● **WHAT YOU SHOULD DO**: Could you set out every line of the items below as a JSON list of strings, one string per line, with blank lines dropped and the pictures left out?
__________
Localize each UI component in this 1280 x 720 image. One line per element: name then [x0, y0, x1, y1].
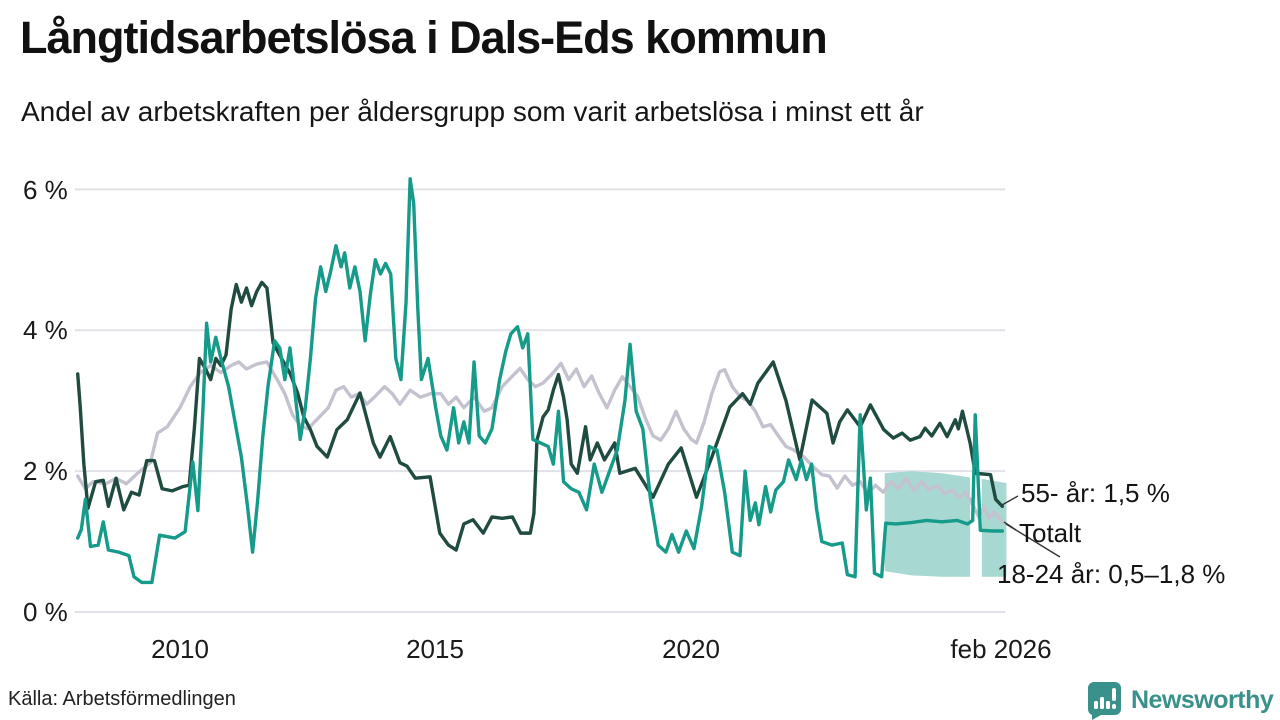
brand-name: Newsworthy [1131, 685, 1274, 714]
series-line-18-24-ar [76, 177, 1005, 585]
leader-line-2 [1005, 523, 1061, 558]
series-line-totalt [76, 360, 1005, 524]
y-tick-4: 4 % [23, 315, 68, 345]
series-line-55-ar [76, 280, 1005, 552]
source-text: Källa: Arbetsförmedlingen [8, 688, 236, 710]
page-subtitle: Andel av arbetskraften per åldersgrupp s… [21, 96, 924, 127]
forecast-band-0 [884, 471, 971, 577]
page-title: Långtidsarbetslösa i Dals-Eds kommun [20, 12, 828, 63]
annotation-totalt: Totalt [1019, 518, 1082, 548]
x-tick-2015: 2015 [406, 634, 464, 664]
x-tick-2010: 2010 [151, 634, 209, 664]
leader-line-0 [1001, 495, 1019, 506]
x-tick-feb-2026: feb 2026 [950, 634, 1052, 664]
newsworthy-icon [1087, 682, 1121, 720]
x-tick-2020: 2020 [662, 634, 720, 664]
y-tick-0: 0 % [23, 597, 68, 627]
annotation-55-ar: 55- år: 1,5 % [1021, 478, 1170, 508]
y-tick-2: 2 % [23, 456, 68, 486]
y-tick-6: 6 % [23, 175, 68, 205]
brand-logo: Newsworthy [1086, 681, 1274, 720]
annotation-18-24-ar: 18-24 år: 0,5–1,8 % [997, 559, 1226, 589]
__________
● **FULL OUTPUT**:
[
  "Localize each UI component in this 1280 x 720 image. One line per element: name then [x0, y0, x1, y1].",
  "brand-name: Newsworthy [1131, 685, 1274, 714]",
  "series-line-18-24-ar [76, 177, 1005, 585]",
  "leader-line-2 [1005, 523, 1061, 558]",
  "series-line-totalt [76, 360, 1005, 524]",
  "y-tick-4: 4 % [23, 315, 68, 345]",
  "series-line-55-ar [76, 280, 1005, 552]",
  "source-text: Källa: Arbetsförmedlingen [8, 688, 236, 710]",
  "page-subtitle: Andel av arbetskraften per åldersgrupp s… [21, 96, 924, 127]",
  "forecast-band-0 [884, 471, 971, 577]",
  "page-title: Långtidsarbetslösa i Dals-Eds kommun [20, 12, 828, 63]",
  "annotation-totalt: Totalt [1019, 518, 1082, 548]",
  "x-tick-2015: 2015 [406, 634, 464, 664]",
  "x-tick-2010: 2010 [151, 634, 209, 664]",
  "leader-line-0 [1001, 495, 1019, 506]",
  "x-tick-feb-2026: feb 2026 [950, 634, 1052, 664]",
  "newsworthy-icon [1087, 682, 1121, 720]",
  "x-tick-2020: 2020 [662, 634, 720, 664]",
  "y-tick-0: 0 % [23, 597, 68, 627]",
  "annotation-55-ar: 55- år: 1,5 % [1021, 478, 1170, 508]",
  "y-tick-2: 2 % [23, 456, 68, 486]",
  "y-tick-6: 6 % [23, 175, 68, 205]",
  "brand-logo: Newsworthy [1086, 681, 1274, 720]",
  "annotation-18-24-ar: 18-24 år: 0,5–1,8 % [997, 559, 1226, 589]"
]